Please give the listing again in its entirety, exactly as written.
(begin)
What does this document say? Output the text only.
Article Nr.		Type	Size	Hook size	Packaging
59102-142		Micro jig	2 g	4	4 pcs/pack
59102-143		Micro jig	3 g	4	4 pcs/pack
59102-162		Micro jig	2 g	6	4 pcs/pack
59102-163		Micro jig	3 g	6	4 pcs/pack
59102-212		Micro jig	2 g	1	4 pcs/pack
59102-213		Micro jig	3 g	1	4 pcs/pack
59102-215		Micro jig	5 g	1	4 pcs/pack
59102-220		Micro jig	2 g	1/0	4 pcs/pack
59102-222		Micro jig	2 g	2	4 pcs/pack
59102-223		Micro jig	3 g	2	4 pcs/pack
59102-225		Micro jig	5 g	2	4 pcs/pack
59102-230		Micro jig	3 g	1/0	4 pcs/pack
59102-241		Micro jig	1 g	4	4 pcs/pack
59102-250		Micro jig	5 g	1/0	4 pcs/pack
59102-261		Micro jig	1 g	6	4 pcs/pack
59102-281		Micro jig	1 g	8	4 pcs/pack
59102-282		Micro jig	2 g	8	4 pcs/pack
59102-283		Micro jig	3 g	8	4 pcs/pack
(end)
# REPLY
What does this document say? Output the text only.
Article Nr.		Type	Size	Hook size	Packaging
59102-142		Micro jig	2 g	4	4 pcs/pack
59102-143		Micro jig	3 g	4	4 pcs/pack
59102-162		Micro jig	2 g	6	4 pcs/pack
59102-163		Micro jig	3 g	6	4 pcs/pack
59102-212		Micro jig	2 g	1	4 pcs/pack
59102-213		Micro jig	3 g	1	4 pcs/pack
59102-215		Micro jig	5 g	1	4 pcs/pack
59102-220		Micro jig	2 g	1/0	4 pcs/pack
59102-222		Micro jig	2 g	2	4 pcs/pack
59102-223		Micro jig	3 g	2	4 pcs/pack
59102-225		Micro jig	5 g	2	4 pcs/pack
59102-230		Micro jig	3 g	1/0	4 pcs/pack
59102-241		Micro jig	1 g	4	4 pcs/pack
59102-250		Micro jig	5 g	1/0	4 pcs/pack
59102-261		Micro jig	1 g	6	4 pcs/pack
59102-281		Micro jig	1 g	8	4 pcs/pack
59102-282		Micro jig	2 g	8	4 pcs/pack
59102-283		Micro jig	3 g	8	4 pcs/pack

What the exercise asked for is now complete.